WHAT YOU HAVE TO DO: Transcribe every entry below word for word, but skip the pictures.

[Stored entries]
--- Start ---
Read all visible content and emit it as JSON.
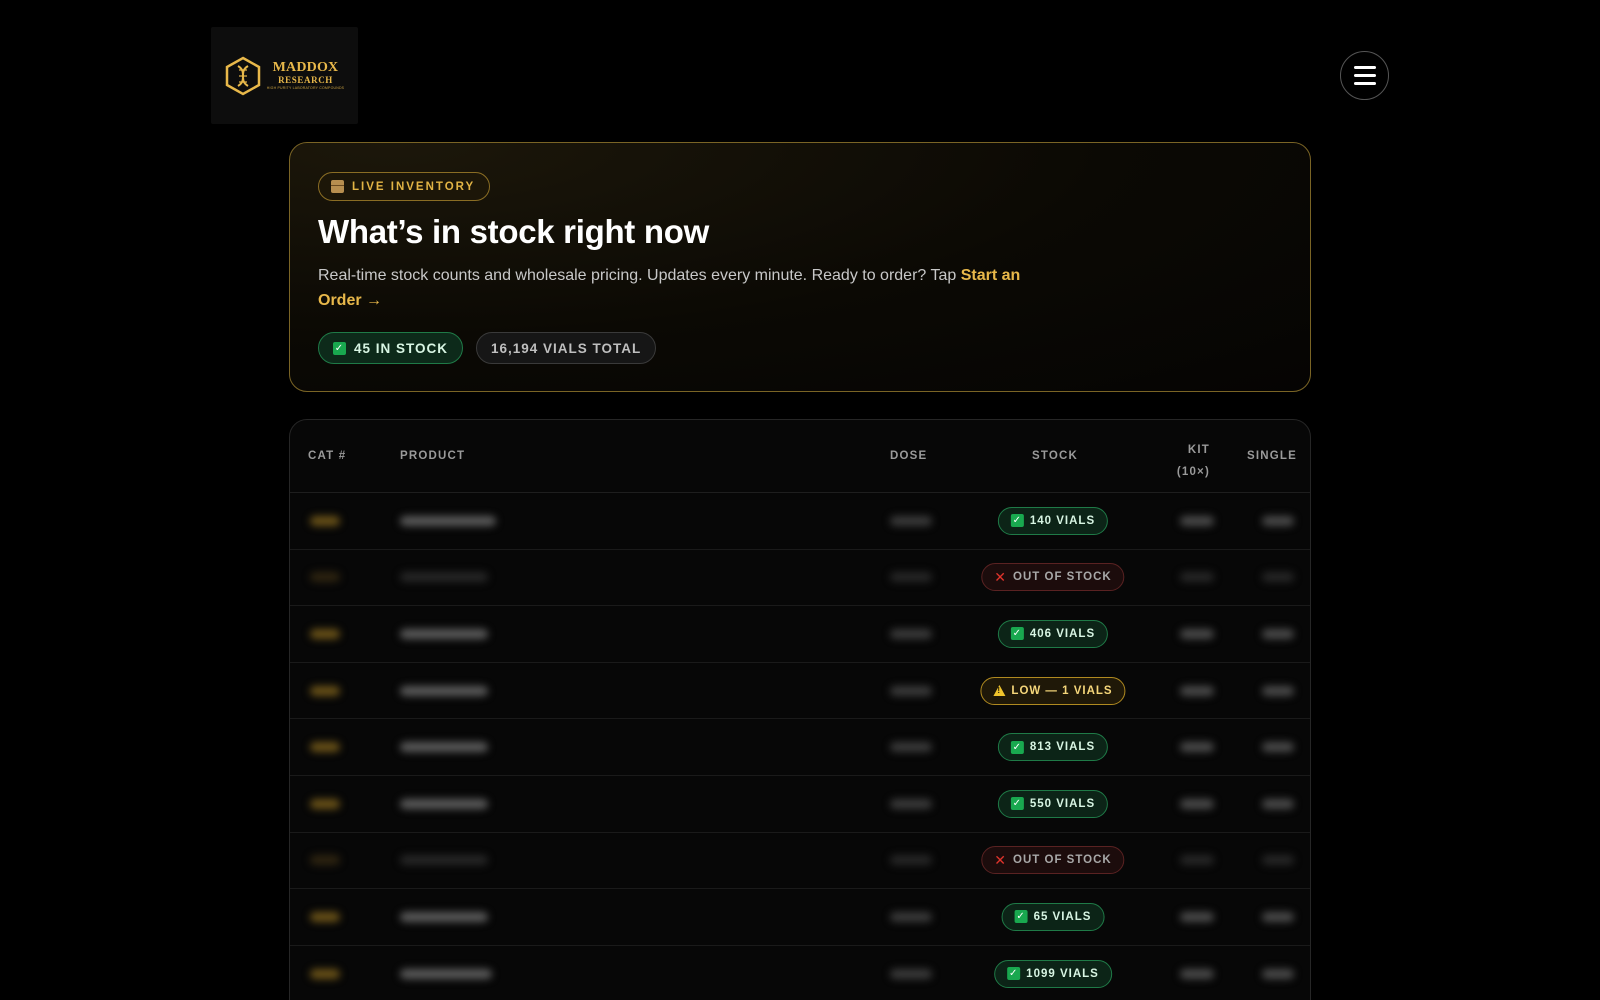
{
  "logo": {
    "title": "MADDOX",
    "subtitle": "RESEARCH",
    "tagline": "HIGH PURITY LABORATORY COMPOUNDS"
  },
  "hero": {
    "pill_label": "LIVE INVENTORY",
    "title": "What’s in stock right now",
    "description": "Real-time stock counts and wholesale pricing. Updates every minute. Ready to order? Tap ",
    "cta": "Start an Order →",
    "in_stock_label": "45 IN STOCK",
    "total_label": "16,194 VIALS TOTAL"
  },
  "table": {
    "headers": {
      "cat": "CAT #",
      "product": "PRODUCT",
      "dose": "DOSE",
      "stock": "STOCK",
      "kit": "KIT (10×)",
      "single": "SINGLE"
    },
    "rows": [
      {
        "status": "in",
        "stock_label": "140 VIALS"
      },
      {
        "status": "out",
        "stock_label": "OUT OF STOCK"
      },
      {
        "status": "in",
        "stock_label": "406 VIALS"
      },
      {
        "status": "low",
        "stock_label": "LOW — 1 VIALS"
      },
      {
        "status": "in",
        "stock_label": "813 VIALS"
      },
      {
        "status": "in",
        "stock_label": "550 VIALS"
      },
      {
        "status": "out",
        "stock_label": "OUT OF STOCK"
      },
      {
        "status": "in",
        "stock_label": "65 VIALS"
      },
      {
        "status": "in",
        "stock_label": "1099 VIALS"
      }
    ]
  },
  "colors": {
    "accent_gold": "#e8b84a",
    "in_stock_green": "#1f7a47",
    "out_red": "#e0342c",
    "low_yellow": "#f0c42c"
  }
}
--- End ---
RIGHT ANSWER:
Read all visible content and emit it as JSON.
{
  "logo": {
    "title": "MADDOX",
    "subtitle": "RESEARCH",
    "tagline": "HIGH PURITY LABORATORY COMPOUNDS"
  },
  "hero": {
    "pill_label": "LIVE INVENTORY",
    "title": "What’s in stock right now",
    "description": "Real-time stock counts and wholesale pricing. Updates every minute. Ready to order? Tap ",
    "cta": "Start an Order →",
    "in_stock_label": "45 IN STOCK",
    "total_label": "16,194 VIALS TOTAL"
  },
  "table": {
    "headers": {
      "cat": "CAT #",
      "product": "PRODUCT",
      "dose": "DOSE",
      "stock": "STOCK",
      "kit": "KIT (10×)",
      "single": "SINGLE"
    },
    "rows": [
      {
        "status": "in",
        "stock_label": "140 VIALS"
      },
      {
        "status": "out",
        "stock_label": "OUT OF STOCK"
      },
      {
        "status": "in",
        "stock_label": "406 VIALS"
      },
      {
        "status": "low",
        "stock_label": "LOW — 1 VIALS"
      },
      {
        "status": "in",
        "stock_label": "813 VIALS"
      },
      {
        "status": "in",
        "stock_label": "550 VIALS"
      },
      {
        "status": "out",
        "stock_label": "OUT OF STOCK"
      },
      {
        "status": "in",
        "stock_label": "65 VIALS"
      },
      {
        "status": "in",
        "stock_label": "1099 VIALS"
      }
    ]
  },
  "colors": {
    "accent_gold": "#e8b84a",
    "in_stock_green": "#1f7a47",
    "out_red": "#e0342c",
    "low_yellow": "#f0c42c"
  }
}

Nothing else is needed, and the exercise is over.